_WHAT TO PRODUCE_
Your task is to repeat the entries underneath exactly, minus the pictures.
===============
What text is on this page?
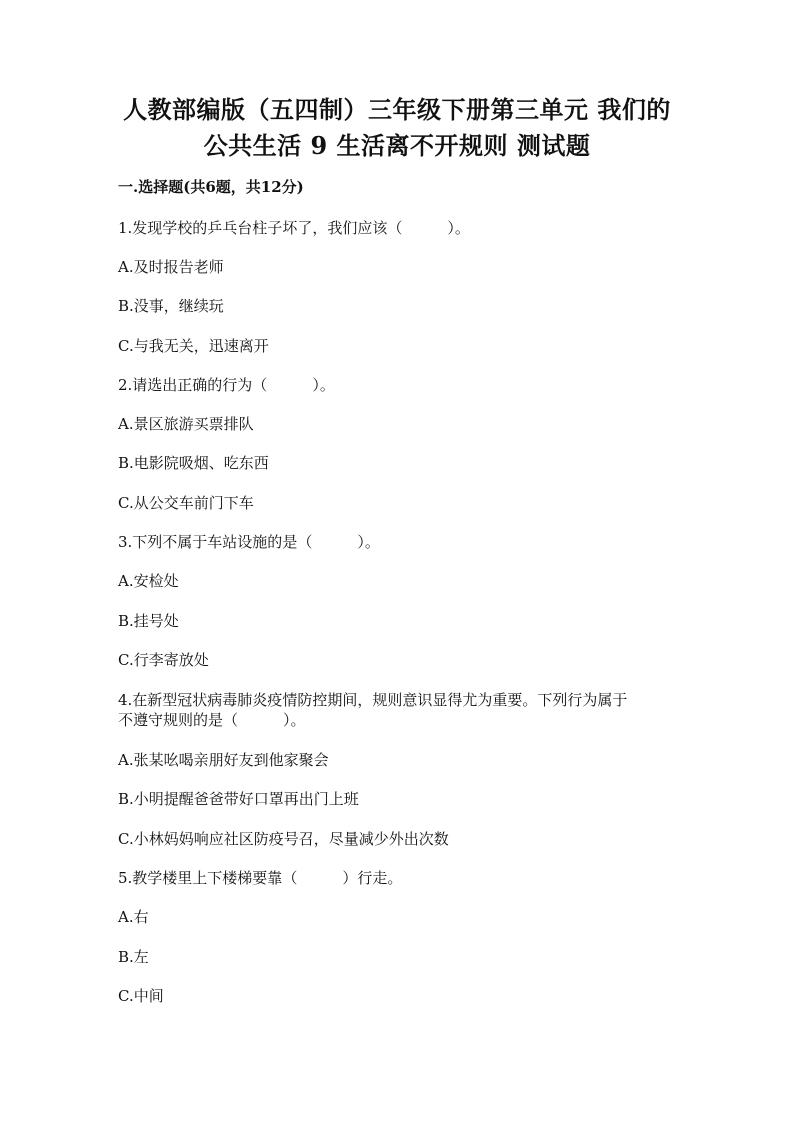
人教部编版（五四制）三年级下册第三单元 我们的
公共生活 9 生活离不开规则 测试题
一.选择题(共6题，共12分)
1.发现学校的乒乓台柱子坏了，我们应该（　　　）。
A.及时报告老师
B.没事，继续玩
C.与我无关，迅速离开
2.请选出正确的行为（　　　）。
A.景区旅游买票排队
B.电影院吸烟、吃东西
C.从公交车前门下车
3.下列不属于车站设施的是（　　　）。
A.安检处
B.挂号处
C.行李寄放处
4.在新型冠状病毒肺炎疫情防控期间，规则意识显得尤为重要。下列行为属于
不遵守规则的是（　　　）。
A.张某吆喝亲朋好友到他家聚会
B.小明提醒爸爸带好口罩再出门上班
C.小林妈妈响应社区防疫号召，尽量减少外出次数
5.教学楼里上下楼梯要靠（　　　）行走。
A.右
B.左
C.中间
===============
_THE COMPLETED TASK_
What text is on this page?
人教部编版（五四制）三年级下册第三单元 我们的
公共生活 9 生活离不开规则 测试题
一.选择题(共6题，共12分)
1.发现学校的乒乓台柱子坏了，我们应该（　　　）。
A.及时报告老师
B.没事，继续玩
C.与我无关，迅速离开
2.请选出正确的行为（　　　）。
A.景区旅游买票排队
B.电影院吸烟、吃东西
C.从公交车前门下车
3.下列不属于车站设施的是（　　　）。
A.安检处
B.挂号处
C.行李寄放处
4.在新型冠状病毒肺炎疫情防控期间，规则意识显得尤为重要。下列行为属于
不遵守规则的是（　　　）。
A.张某吆喝亲朋好友到他家聚会
B.小明提醒爸爸带好口罩再出门上班
C.小林妈妈响应社区防疫号召，尽量减少外出次数
5.教学楼里上下楼梯要靠（　　　）行走。
A.右
B.左
C.中间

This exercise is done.